Source records:
++++++
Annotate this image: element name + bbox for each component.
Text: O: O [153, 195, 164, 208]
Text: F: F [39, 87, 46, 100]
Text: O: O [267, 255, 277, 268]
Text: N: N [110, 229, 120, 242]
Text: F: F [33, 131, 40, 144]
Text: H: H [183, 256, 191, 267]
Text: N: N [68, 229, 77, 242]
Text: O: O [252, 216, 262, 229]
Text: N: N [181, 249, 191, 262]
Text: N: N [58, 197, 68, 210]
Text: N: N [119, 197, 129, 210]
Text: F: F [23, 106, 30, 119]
++++++
→ REQUIRED WORK
Reproduce all of the lines above, switching "Text" to "Label" everywhere it occurs and leaving everything else unchanged.

→ SOLUTION FOR THIS EXERCISE
Annotate this image: element name + bbox for each component.
Label: O: O [153, 195, 164, 208]
Label: F: F [39, 87, 46, 100]
Label: O: O [267, 255, 277, 268]
Label: N: N [110, 229, 120, 242]
Label: F: F [33, 131, 40, 144]
Label: H: H [183, 256, 191, 267]
Label: N: N [68, 229, 77, 242]
Label: O: O [252, 216, 262, 229]
Label: N: N [181, 249, 191, 262]
Label: N: N [58, 197, 68, 210]
Label: N: N [119, 197, 129, 210]
Label: F: F [23, 106, 30, 119]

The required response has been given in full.